[Figure record extracts]
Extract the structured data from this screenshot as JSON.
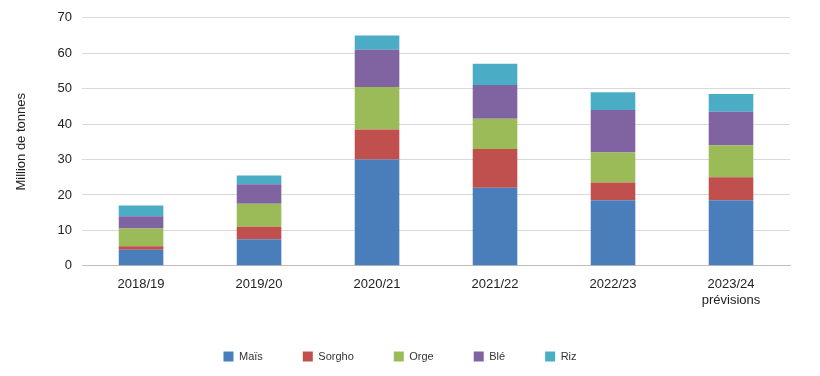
{
  "chart_data": {
    "type": "bar",
    "y_label": "Million de tonnes",
    "categories": [
      "2018/19",
      "2019/20",
      "2020/21",
      "2021/22",
      "2022/23",
      [
        "2023/24",
        "prévisions"
      ]
    ],
    "series": [
      {
        "name": "Maïs",
        "color": "#4a7ebb",
        "values": [
          4.5,
          7.5,
          30,
          22,
          18.5,
          18.5
        ]
      },
      {
        "name": "Sorgho",
        "color": "#c0504d",
        "values": [
          1,
          3.5,
          8.5,
          11,
          5,
          6.5
        ]
      },
      {
        "name": "Orge",
        "color": "#9bbb59",
        "values": [
          5,
          6.5,
          12,
          8.5,
          8.5,
          9
        ]
      },
      {
        "name": "Blé",
        "color": "#8064a2",
        "values": [
          3.5,
          5.5,
          10.5,
          9.5,
          12,
          9.5
        ]
      },
      {
        "name": "Riz",
        "color": "#4bacc6",
        "values": [
          3,
          2.5,
          4,
          6,
          5,
          5
        ]
      }
    ],
    "ylim": [
      0,
      70
    ],
    "yticks": [
      0,
      10,
      20,
      30,
      40,
      50,
      60,
      70
    ],
    "stacked": true,
    "grid": true,
    "legend": "bottom"
  }
}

=== What to produce ===
Exactly reproduce the entries above, minus the pictures.

=== Response to the exercise ===
Extract the structured data from this screenshot as JSON.
{
  "chart_data": {
    "type": "bar",
    "y_label": "Million de tonnes",
    "categories": [
      "2018/19",
      "2019/20",
      "2020/21",
      "2021/22",
      "2022/23",
      [
        "2023/24",
        "prévisions"
      ]
    ],
    "series": [
      {
        "name": "Maïs",
        "color": "#4a7ebb",
        "values": [
          4.5,
          7.5,
          30,
          22,
          18.5,
          18.5
        ]
      },
      {
        "name": "Sorgho",
        "color": "#c0504d",
        "values": [
          1,
          3.5,
          8.5,
          11,
          5,
          6.5
        ]
      },
      {
        "name": "Orge",
        "color": "#9bbb59",
        "values": [
          5,
          6.5,
          12,
          8.5,
          8.5,
          9
        ]
      },
      {
        "name": "Blé",
        "color": "#8064a2",
        "values": [
          3.5,
          5.5,
          10.5,
          9.5,
          12,
          9.5
        ]
      },
      {
        "name": "Riz",
        "color": "#4bacc6",
        "values": [
          3,
          2.5,
          4,
          6,
          5,
          5
        ]
      }
    ],
    "ylim": [
      0,
      70
    ],
    "yticks": [
      0,
      10,
      20,
      30,
      40,
      50,
      60,
      70
    ],
    "stacked": true,
    "grid": true,
    "legend": "bottom"
  }
}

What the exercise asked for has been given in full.